AIM: Read the listing and extract each line that includes the word "pubblica".

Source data
####
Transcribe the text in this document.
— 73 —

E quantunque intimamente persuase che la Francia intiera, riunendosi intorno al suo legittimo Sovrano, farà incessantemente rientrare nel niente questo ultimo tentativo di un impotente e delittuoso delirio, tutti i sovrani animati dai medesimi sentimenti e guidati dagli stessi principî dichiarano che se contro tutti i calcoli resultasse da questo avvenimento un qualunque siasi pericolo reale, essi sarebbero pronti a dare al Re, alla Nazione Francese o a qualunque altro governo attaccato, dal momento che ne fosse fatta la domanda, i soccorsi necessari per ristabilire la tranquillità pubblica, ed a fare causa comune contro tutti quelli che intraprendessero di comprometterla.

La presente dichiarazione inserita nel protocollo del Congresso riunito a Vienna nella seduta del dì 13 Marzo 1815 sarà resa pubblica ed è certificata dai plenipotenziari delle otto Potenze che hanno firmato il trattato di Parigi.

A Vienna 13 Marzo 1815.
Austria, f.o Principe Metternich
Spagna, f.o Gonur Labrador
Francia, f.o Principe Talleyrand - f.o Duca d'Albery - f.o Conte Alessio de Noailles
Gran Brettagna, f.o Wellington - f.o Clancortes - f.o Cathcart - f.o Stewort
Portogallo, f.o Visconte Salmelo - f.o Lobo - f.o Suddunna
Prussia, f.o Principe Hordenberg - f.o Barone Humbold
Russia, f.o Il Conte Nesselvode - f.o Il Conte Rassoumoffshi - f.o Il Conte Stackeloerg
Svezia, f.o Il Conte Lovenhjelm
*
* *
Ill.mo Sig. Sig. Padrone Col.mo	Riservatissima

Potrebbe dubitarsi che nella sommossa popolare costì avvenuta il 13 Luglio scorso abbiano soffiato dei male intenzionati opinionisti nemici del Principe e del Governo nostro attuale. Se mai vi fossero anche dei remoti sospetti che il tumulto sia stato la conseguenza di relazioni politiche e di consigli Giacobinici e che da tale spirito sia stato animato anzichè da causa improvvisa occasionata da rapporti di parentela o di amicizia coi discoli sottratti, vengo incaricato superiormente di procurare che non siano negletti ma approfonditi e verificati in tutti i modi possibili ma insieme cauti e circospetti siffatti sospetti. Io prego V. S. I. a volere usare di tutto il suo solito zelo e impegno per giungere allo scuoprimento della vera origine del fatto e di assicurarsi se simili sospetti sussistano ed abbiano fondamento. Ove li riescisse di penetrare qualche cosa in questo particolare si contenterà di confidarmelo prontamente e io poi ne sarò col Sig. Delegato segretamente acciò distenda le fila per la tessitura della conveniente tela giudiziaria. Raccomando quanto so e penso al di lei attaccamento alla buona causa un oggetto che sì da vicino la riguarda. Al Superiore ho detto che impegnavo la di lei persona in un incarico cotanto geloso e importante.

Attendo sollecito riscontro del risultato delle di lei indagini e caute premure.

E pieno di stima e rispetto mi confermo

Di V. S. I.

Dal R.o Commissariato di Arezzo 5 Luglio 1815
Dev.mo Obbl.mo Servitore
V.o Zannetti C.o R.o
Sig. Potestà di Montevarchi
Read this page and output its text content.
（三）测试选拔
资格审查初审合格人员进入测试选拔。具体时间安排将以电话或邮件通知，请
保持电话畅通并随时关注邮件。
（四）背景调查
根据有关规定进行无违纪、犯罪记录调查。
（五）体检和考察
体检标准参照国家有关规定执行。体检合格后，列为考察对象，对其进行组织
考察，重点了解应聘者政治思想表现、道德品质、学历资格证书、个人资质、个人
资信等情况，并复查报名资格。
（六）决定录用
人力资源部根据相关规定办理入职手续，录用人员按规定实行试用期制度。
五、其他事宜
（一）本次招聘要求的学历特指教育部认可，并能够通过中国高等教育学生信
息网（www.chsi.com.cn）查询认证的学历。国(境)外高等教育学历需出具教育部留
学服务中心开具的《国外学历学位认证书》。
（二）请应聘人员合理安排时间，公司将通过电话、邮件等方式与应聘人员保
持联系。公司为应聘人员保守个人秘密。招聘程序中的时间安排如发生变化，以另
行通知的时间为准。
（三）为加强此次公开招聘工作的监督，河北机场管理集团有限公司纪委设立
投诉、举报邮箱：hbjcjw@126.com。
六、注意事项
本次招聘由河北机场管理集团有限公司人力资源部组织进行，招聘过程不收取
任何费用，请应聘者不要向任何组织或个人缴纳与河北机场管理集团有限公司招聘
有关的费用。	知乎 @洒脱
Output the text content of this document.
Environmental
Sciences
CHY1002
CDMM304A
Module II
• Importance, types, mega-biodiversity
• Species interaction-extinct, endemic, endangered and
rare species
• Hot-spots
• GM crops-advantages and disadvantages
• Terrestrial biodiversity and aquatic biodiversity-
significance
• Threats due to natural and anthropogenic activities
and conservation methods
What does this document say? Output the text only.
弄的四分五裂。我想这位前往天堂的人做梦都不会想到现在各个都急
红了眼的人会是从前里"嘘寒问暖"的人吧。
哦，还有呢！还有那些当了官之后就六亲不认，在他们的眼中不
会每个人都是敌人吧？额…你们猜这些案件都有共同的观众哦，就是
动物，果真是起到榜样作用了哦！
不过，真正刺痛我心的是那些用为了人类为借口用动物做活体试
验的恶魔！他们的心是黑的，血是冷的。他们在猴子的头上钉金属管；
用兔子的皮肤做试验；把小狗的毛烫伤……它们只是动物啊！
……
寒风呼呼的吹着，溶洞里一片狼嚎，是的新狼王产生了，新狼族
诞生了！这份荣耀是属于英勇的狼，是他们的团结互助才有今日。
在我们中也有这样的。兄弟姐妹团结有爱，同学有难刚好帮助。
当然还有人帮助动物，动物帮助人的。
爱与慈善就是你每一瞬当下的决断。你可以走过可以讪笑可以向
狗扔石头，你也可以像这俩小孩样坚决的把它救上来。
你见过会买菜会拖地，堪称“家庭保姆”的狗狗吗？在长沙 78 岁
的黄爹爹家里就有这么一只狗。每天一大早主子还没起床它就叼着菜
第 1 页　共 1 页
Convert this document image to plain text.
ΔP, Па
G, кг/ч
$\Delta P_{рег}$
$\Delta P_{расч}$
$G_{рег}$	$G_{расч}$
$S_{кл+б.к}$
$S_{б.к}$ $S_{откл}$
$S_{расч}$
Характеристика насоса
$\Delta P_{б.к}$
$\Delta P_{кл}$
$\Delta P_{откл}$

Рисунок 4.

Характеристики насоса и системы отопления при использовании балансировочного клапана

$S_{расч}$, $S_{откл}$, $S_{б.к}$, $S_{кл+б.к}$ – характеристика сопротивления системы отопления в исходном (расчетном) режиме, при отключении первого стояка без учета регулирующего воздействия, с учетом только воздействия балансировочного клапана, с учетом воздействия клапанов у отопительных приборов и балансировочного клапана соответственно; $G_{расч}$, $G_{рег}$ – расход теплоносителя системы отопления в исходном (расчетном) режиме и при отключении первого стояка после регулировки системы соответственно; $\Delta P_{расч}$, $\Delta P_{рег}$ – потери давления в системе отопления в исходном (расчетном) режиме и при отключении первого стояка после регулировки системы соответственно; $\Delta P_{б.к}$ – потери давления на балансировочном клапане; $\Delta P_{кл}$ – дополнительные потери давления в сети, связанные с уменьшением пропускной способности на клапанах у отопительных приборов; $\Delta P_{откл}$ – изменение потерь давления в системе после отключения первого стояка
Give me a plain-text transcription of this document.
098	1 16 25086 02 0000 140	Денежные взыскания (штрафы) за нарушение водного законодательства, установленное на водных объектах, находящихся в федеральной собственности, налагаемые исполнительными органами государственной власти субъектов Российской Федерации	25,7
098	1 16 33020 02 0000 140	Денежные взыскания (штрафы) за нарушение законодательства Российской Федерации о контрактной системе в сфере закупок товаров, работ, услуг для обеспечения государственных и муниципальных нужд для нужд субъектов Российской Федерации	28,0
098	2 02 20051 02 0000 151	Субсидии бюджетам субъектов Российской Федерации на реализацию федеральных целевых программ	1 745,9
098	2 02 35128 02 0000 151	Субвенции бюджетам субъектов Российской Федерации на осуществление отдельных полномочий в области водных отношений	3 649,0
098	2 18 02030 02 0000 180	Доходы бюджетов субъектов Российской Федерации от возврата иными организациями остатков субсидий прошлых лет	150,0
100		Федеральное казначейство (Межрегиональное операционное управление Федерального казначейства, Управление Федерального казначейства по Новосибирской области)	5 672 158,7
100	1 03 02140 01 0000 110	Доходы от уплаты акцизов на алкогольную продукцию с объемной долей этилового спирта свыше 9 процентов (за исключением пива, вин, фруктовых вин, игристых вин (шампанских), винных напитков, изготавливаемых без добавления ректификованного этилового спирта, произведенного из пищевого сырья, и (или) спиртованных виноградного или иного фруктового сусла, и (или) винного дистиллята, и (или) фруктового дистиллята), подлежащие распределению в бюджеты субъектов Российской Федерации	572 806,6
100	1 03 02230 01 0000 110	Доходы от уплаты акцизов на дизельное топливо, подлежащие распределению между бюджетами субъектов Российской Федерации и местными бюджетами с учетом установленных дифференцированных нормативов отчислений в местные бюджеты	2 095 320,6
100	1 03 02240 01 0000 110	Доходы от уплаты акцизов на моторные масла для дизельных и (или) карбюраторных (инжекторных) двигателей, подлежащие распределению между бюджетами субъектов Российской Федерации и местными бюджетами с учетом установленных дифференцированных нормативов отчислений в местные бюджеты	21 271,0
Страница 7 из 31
####
RIGHT ANSWER:
E quantunque intimamente persuase che la Francia intiera, riunendosi intorno al suo legittimo Sovrano, farà incessantemente rientrare nel niente questo ultimo tentativo di un impotente e delittuoso delirio, tutti i sovrani animati dai medesimi sentimenti e guidati dagli stessi principî dichiarano che se contro tutti i calcoli resultasse da questo avvenimento un qualunque siasi pericolo reale, essi sarebbero pronti a dare al Re, alla Nazione Francese o a qualunque altro governo attaccato, dal momento che ne fosse fatta la domanda, i soccorsi necessari per ristabilire la tranquillità pubblica, ed a fare causa comune contro tutti quelli che intraprendessero di comprometterla.
La presente dichiarazione inserita nel protocollo del Congresso riunito a Vienna nella seduta del dì 13 Marzo 1815 sarà resa pubblica ed è certificata dai plenipotenziari delle otto Potenze che hanno firmato il trattato di Parigi.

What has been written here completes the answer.